Pull every line of the entries that has the word "name".

[Some records]

•••

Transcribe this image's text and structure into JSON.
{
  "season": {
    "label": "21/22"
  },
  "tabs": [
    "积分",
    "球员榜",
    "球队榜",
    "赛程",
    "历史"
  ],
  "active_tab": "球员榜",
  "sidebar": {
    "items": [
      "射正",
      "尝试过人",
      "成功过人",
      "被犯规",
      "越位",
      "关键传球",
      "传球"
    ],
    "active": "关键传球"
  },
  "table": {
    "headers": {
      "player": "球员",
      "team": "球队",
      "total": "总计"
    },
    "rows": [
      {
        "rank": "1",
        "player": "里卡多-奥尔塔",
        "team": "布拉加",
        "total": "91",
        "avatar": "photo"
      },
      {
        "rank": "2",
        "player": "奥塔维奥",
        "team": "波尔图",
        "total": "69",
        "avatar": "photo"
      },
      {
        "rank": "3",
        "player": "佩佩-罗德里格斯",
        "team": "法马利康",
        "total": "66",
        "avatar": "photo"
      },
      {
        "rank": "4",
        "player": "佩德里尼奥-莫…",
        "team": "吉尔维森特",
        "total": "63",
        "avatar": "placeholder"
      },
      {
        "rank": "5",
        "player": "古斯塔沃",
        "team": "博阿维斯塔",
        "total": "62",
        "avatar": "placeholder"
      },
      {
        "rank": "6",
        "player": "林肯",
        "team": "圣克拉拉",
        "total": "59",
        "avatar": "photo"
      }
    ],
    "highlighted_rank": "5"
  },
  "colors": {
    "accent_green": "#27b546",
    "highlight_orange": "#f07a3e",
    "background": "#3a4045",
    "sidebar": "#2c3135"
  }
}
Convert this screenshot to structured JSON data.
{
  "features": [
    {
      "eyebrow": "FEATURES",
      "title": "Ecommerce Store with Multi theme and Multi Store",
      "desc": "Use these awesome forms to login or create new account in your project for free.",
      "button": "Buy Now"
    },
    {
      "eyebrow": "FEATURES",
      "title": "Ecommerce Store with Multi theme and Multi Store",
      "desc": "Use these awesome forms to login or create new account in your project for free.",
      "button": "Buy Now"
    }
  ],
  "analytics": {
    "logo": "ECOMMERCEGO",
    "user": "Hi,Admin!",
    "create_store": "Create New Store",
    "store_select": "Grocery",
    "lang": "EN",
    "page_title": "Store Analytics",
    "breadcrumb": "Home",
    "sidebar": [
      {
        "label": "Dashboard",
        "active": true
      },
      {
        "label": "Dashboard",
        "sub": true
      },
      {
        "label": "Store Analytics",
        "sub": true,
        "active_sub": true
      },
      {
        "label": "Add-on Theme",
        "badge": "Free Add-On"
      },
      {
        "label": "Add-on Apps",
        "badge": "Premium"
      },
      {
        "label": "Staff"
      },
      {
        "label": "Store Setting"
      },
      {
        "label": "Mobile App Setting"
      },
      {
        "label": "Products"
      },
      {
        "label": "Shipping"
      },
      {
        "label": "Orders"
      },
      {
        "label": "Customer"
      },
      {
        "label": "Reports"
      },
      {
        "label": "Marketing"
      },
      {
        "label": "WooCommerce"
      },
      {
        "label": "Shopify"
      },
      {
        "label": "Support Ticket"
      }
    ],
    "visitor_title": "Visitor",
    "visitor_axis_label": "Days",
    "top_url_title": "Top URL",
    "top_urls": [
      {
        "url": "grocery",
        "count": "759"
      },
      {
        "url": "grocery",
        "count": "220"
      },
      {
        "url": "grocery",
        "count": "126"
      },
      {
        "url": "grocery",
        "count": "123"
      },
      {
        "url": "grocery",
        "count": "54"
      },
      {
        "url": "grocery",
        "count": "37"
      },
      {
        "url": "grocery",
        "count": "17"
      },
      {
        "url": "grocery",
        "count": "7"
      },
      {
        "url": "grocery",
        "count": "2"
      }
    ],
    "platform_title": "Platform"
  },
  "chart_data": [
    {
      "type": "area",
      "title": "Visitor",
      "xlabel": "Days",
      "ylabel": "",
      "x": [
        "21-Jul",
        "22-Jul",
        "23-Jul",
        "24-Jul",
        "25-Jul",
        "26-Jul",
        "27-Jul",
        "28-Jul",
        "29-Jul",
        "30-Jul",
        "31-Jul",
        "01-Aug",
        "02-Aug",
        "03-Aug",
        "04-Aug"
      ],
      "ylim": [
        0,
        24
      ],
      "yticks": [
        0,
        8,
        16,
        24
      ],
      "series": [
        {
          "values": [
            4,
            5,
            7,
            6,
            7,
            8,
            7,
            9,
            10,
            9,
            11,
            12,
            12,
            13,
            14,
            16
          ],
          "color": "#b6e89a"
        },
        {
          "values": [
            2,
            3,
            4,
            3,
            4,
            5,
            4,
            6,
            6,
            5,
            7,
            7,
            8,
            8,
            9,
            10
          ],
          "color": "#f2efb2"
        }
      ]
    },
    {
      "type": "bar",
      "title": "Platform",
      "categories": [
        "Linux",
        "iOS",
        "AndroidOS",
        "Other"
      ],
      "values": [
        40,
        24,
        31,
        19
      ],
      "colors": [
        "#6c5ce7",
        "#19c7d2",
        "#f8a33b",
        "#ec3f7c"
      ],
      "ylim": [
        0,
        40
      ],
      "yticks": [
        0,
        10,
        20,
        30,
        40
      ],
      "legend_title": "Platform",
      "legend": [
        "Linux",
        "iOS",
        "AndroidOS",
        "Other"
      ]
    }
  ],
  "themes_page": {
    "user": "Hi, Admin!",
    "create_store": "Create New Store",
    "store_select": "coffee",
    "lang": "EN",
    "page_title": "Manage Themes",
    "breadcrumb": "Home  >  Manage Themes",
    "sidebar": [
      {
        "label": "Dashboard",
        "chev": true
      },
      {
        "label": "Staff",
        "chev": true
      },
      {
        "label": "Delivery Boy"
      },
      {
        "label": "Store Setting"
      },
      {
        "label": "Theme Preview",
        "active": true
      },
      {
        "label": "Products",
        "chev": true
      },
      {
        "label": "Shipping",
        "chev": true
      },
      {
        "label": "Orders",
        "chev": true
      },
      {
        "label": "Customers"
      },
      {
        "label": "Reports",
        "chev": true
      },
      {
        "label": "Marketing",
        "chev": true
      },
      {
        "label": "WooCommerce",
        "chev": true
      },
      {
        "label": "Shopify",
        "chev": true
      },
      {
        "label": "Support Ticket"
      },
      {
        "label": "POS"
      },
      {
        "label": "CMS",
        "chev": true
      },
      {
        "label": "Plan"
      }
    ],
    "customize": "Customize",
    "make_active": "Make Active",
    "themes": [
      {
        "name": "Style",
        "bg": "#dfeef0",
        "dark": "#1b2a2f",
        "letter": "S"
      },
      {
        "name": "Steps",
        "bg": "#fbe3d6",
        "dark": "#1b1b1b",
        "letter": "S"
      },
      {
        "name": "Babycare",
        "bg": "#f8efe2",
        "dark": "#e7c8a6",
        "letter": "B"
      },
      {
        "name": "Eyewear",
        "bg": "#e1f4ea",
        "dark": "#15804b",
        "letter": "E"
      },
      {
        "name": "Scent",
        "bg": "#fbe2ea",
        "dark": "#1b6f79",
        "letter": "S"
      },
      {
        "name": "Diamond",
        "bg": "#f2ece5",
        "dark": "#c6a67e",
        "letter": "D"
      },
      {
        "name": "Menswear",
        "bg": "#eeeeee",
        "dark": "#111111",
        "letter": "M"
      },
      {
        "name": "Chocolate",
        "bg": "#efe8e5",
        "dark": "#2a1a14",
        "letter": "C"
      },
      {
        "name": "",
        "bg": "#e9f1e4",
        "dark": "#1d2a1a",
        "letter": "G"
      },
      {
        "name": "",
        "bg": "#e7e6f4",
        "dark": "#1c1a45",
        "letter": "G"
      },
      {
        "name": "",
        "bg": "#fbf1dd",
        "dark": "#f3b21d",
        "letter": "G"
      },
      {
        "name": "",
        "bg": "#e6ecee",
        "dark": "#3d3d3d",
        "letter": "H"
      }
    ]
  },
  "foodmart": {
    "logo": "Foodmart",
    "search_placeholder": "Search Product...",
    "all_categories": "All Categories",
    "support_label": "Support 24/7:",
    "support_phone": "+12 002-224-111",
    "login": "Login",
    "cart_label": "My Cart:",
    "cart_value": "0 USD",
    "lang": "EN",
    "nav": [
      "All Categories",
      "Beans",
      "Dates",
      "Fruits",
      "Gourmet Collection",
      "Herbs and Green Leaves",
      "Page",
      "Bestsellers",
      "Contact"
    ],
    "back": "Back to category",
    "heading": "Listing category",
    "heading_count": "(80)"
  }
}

•••

* **Solution for this task**:
        "name": "Style",
        "name": "Steps",
        "name": "Babycare",
        "name": "Eyewear",
        "name": "Scent",
        "name": "Diamond",
        "name": "Menswear",
        "name": "Chocolate",
        "name": "",
        "name": "",
        "name": "",
        "name": "",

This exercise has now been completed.